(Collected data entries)
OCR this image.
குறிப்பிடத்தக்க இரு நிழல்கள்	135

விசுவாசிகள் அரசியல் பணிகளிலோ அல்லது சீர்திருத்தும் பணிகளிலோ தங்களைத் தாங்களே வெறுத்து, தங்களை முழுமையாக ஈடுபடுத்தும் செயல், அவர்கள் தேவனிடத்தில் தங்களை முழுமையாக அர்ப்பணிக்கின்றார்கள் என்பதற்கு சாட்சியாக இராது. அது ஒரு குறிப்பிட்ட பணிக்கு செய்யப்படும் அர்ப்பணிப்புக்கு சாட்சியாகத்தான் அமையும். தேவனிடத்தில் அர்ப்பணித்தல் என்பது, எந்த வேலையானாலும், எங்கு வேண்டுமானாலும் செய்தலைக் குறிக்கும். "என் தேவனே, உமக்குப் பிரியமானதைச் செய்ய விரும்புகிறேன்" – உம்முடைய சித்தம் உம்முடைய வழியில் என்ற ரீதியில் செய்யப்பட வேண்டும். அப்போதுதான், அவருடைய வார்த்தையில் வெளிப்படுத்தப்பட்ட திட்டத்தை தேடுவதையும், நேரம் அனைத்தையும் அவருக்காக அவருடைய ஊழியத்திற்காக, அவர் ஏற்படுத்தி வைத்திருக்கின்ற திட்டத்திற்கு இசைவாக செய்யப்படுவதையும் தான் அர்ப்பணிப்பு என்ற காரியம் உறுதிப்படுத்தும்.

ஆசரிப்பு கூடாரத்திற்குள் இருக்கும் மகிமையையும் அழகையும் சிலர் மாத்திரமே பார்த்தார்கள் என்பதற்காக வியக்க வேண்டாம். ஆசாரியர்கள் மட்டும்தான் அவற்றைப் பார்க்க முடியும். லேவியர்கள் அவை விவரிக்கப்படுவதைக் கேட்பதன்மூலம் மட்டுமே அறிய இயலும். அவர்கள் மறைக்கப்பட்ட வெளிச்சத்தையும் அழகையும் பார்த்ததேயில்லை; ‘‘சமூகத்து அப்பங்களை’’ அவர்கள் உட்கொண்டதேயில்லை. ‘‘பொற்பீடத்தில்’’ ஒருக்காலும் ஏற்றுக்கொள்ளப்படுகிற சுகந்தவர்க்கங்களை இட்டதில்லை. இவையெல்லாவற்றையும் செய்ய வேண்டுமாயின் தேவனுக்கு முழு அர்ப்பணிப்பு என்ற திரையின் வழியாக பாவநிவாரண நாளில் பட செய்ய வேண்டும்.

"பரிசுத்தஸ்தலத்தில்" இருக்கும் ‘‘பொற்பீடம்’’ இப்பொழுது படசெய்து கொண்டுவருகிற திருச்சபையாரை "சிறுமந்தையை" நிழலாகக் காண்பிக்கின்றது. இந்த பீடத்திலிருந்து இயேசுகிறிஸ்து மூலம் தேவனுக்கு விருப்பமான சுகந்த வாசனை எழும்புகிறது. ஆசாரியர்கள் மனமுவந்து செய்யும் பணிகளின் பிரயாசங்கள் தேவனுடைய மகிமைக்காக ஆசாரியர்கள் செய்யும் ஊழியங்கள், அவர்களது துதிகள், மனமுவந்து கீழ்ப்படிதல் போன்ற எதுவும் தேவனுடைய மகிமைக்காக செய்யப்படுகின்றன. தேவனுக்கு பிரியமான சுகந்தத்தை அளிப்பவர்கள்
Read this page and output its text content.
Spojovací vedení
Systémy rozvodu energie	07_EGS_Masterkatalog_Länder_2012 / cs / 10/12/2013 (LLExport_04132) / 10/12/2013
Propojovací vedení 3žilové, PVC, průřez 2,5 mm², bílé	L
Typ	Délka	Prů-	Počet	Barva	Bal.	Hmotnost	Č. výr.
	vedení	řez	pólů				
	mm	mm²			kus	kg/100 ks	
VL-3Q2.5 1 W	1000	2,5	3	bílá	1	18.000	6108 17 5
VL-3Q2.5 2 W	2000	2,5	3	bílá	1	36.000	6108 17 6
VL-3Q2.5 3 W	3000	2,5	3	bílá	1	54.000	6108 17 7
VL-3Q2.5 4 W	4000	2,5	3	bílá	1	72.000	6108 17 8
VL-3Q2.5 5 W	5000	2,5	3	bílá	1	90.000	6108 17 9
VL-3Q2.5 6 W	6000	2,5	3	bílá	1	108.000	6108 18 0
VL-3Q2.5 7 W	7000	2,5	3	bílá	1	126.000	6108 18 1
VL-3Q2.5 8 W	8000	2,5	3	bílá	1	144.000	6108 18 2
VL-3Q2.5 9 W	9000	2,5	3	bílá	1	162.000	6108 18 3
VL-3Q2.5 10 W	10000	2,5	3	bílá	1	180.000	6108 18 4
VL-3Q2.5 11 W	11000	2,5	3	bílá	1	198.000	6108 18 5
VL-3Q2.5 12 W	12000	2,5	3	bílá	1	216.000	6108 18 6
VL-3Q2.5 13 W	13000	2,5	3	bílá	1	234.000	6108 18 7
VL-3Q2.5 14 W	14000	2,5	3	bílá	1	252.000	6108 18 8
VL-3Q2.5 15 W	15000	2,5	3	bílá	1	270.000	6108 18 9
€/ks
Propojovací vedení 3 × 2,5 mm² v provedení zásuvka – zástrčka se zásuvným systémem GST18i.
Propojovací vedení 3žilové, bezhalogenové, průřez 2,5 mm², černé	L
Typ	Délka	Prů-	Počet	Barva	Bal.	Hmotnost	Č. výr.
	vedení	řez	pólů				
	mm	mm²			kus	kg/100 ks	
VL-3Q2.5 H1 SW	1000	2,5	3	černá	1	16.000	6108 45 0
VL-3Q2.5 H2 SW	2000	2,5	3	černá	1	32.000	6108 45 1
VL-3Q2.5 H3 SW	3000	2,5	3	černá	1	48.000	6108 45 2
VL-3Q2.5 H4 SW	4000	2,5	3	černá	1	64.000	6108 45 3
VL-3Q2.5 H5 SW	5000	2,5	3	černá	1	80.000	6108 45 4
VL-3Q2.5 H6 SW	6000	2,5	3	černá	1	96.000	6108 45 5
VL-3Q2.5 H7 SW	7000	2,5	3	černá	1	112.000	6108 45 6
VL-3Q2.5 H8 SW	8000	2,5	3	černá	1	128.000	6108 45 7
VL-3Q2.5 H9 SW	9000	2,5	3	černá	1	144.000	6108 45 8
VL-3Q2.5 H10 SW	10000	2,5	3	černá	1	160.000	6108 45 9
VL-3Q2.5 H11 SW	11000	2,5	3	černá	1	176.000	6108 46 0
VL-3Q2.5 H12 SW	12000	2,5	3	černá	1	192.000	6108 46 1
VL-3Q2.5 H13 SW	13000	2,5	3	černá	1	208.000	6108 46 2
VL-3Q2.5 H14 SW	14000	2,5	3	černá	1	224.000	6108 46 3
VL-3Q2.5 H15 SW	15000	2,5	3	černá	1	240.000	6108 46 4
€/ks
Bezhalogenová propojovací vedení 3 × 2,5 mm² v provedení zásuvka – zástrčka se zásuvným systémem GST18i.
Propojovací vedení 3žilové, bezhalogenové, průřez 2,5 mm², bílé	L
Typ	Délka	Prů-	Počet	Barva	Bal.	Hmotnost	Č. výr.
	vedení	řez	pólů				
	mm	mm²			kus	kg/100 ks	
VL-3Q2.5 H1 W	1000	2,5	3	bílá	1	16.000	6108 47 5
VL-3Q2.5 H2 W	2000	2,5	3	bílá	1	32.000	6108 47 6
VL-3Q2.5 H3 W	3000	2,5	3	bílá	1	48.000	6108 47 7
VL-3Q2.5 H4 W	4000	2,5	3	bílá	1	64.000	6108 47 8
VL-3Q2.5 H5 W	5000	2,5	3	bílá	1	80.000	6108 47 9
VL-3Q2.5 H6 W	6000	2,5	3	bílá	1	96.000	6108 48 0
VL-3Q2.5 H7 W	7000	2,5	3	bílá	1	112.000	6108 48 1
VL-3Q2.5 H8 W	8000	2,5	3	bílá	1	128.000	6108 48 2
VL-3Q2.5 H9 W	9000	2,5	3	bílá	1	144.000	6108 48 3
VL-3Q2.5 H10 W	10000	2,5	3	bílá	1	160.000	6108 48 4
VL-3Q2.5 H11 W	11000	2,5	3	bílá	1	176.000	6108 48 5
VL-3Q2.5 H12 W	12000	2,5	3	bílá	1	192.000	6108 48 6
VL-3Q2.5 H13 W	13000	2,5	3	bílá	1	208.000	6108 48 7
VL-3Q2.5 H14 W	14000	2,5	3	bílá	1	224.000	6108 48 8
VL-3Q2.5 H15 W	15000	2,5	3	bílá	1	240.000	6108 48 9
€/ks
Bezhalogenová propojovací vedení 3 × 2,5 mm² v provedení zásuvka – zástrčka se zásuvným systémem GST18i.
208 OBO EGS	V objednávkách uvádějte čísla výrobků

## [WHAT TO PRODUCE]
Only lines holding the string "bílé" are wanted; gather each one from the entries above.

## [EXERCISE OUTPUT]
Propojovací vedení 3žilové, PVC, průřez 2,5 mm², bílé	L
Propojovací vedení 3žilové, bezhalogenové, průřez 2,5 mm², bílé	L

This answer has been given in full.